## ENTRIES SUPPLIED
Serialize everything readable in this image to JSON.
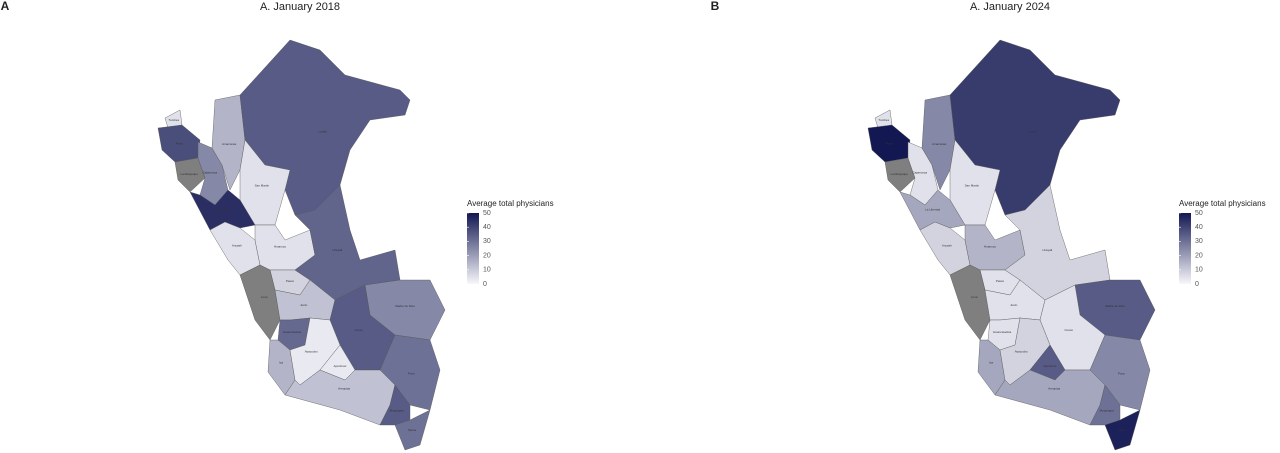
{
  "chart_data": [
    {
      "type": "choropleth",
      "panel_label": "A",
      "title": "A. January 2018",
      "legend_title": "Average total physicians",
      "lim": [
        0,
        50
      ],
      "legend_ticks": [
        0,
        10,
        20,
        30,
        40,
        50
      ],
      "low_color": "#f7f7fb",
      "high_color": "#131852",
      "na_color": "#7f7f7f",
      "regions": [
        {
          "name": "Tumbes",
          "value": 5
        },
        {
          "name": "Piura",
          "value": 38
        },
        {
          "name": "Lambayeque",
          "value": null
        },
        {
          "name": "Cajamarca",
          "value": 25
        },
        {
          "name": "Amazonas",
          "value": 15
        },
        {
          "name": "Loreto",
          "value": 35
        },
        {
          "name": "San Martin",
          "value": 5
        },
        {
          "name": "La Libertad",
          "value": 45
        },
        {
          "name": "Ancash",
          "value": 5
        },
        {
          "name": "Huanuco",
          "value": 5
        },
        {
          "name": "Pasco",
          "value": 8
        },
        {
          "name": "Ucayali",
          "value": 33
        },
        {
          "name": "Lima",
          "value": null
        },
        {
          "name": "Junin",
          "value": 12
        },
        {
          "name": "Madre de Dios",
          "value": 25
        },
        {
          "name": "Cusco",
          "value": 35
        },
        {
          "name": "Huancavelica",
          "value": 32
        },
        {
          "name": "Ica",
          "value": 15
        },
        {
          "name": "Ayacucho",
          "value": 3
        },
        {
          "name": "Apurimac",
          "value": 3
        },
        {
          "name": "Puno",
          "value": 30
        },
        {
          "name": "Arequipa",
          "value": 12
        },
        {
          "name": "Moquegua",
          "value": 35
        },
        {
          "name": "Tacna",
          "value": 30
        }
      ]
    },
    {
      "type": "choropleth",
      "panel_label": "B",
      "title": "A. January 2024",
      "legend_title": "Average total physicians",
      "lim": [
        0,
        50
      ],
      "legend_ticks": [
        0,
        10,
        20,
        30,
        40,
        50
      ],
      "low_color": "#f7f7fb",
      "high_color": "#131852",
      "na_color": "#7f7f7f",
      "regions": [
        {
          "name": "Tumbes",
          "value": 5
        },
        {
          "name": "Piura",
          "value": 50
        },
        {
          "name": "Lambayeque",
          "value": null
        },
        {
          "name": "Cajamarca",
          "value": 5
        },
        {
          "name": "Amazonas",
          "value": 25
        },
        {
          "name": "Loreto",
          "value": 42
        },
        {
          "name": "San Martin",
          "value": 5
        },
        {
          "name": "La Libertad",
          "value": 18
        },
        {
          "name": "Ancash",
          "value": 8
        },
        {
          "name": "Huanuco",
          "value": 15
        },
        {
          "name": "Pasco",
          "value": 5
        },
        {
          "name": "Ucayali",
          "value": 8
        },
        {
          "name": "Lima",
          "value": null
        },
        {
          "name": "Junin",
          "value": 5
        },
        {
          "name": "Madre de Dios",
          "value": 35
        },
        {
          "name": "Cusco",
          "value": 5
        },
        {
          "name": "Huancavelica",
          "value": 5
        },
        {
          "name": "Ica",
          "value": 18
        },
        {
          "name": "Ayacucho",
          "value": 8
        },
        {
          "name": "Apurimac",
          "value": 35
        },
        {
          "name": "Puno",
          "value": 25
        },
        {
          "name": "Arequipa",
          "value": 18
        },
        {
          "name": "Moquegua",
          "value": 30
        },
        {
          "name": "Tacna",
          "value": 48
        }
      ]
    }
  ]
}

## DIRECTIONS FOR THIS TASK
Replicate the material above verbatim; images stay out of the copy.

## EXERCISE OUTPUT
Serialize everything readable in this image to JSON.
{
  "chart_data": [
    {
      "type": "choropleth",
      "panel_label": "A",
      "title": "A. January 2018",
      "legend_title": "Average total physicians",
      "lim": [
        0,
        50
      ],
      "legend_ticks": [
        0,
        10,
        20,
        30,
        40,
        50
      ],
      "low_color": "#f7f7fb",
      "high_color": "#131852",
      "na_color": "#7f7f7f",
      "regions": [
        {
          "name": "Tumbes",
          "value": 5
        },
        {
          "name": "Piura",
          "value": 38
        },
        {
          "name": "Lambayeque",
          "value": null
        },
        {
          "name": "Cajamarca",
          "value": 25
        },
        {
          "name": "Amazonas",
          "value": 15
        },
        {
          "name": "Loreto",
          "value": 35
        },
        {
          "name": "San Martin",
          "value": 5
        },
        {
          "name": "La Libertad",
          "value": 45
        },
        {
          "name": "Ancash",
          "value": 5
        },
        {
          "name": "Huanuco",
          "value": 5
        },
        {
          "name": "Pasco",
          "value": 8
        },
        {
          "name": "Ucayali",
          "value": 33
        },
        {
          "name": "Lima",
          "value": null
        },
        {
          "name": "Junin",
          "value": 12
        },
        {
          "name": "Madre de Dios",
          "value": 25
        },
        {
          "name": "Cusco",
          "value": 35
        },
        {
          "name": "Huancavelica",
          "value": 32
        },
        {
          "name": "Ica",
          "value": 15
        },
        {
          "name": "Ayacucho",
          "value": 3
        },
        {
          "name": "Apurimac",
          "value": 3
        },
        {
          "name": "Puno",
          "value": 30
        },
        {
          "name": "Arequipa",
          "value": 12
        },
        {
          "name": "Moquegua",
          "value": 35
        },
        {
          "name": "Tacna",
          "value": 30
        }
      ]
    },
    {
      "type": "choropleth",
      "panel_label": "B",
      "title": "A. January 2024",
      "legend_title": "Average total physicians",
      "lim": [
        0,
        50
      ],
      "legend_ticks": [
        0,
        10,
        20,
        30,
        40,
        50
      ],
      "low_color": "#f7f7fb",
      "high_color": "#131852",
      "na_color": "#7f7f7f",
      "regions": [
        {
          "name": "Tumbes",
          "value": 5
        },
        {
          "name": "Piura",
          "value": 50
        },
        {
          "name": "Lambayeque",
          "value": null
        },
        {
          "name": "Cajamarca",
          "value": 5
        },
        {
          "name": "Amazonas",
          "value": 25
        },
        {
          "name": "Loreto",
          "value": 42
        },
        {
          "name": "San Martin",
          "value": 5
        },
        {
          "name": "La Libertad",
          "value": 18
        },
        {
          "name": "Ancash",
          "value": 8
        },
        {
          "name": "Huanuco",
          "value": 15
        },
        {
          "name": "Pasco",
          "value": 5
        },
        {
          "name": "Ucayali",
          "value": 8
        },
        {
          "name": "Lima",
          "value": null
        },
        {
          "name": "Junin",
          "value": 5
        },
        {
          "name": "Madre de Dios",
          "value": 35
        },
        {
          "name": "Cusco",
          "value": 5
        },
        {
          "name": "Huancavelica",
          "value": 5
        },
        {
          "name": "Ica",
          "value": 18
        },
        {
          "name": "Ayacucho",
          "value": 8
        },
        {
          "name": "Apurimac",
          "value": 35
        },
        {
          "name": "Puno",
          "value": 25
        },
        {
          "name": "Arequipa",
          "value": 18
        },
        {
          "name": "Moquegua",
          "value": 30
        },
        {
          "name": "Tacna",
          "value": 48
        }
      ]
    }
  ]
}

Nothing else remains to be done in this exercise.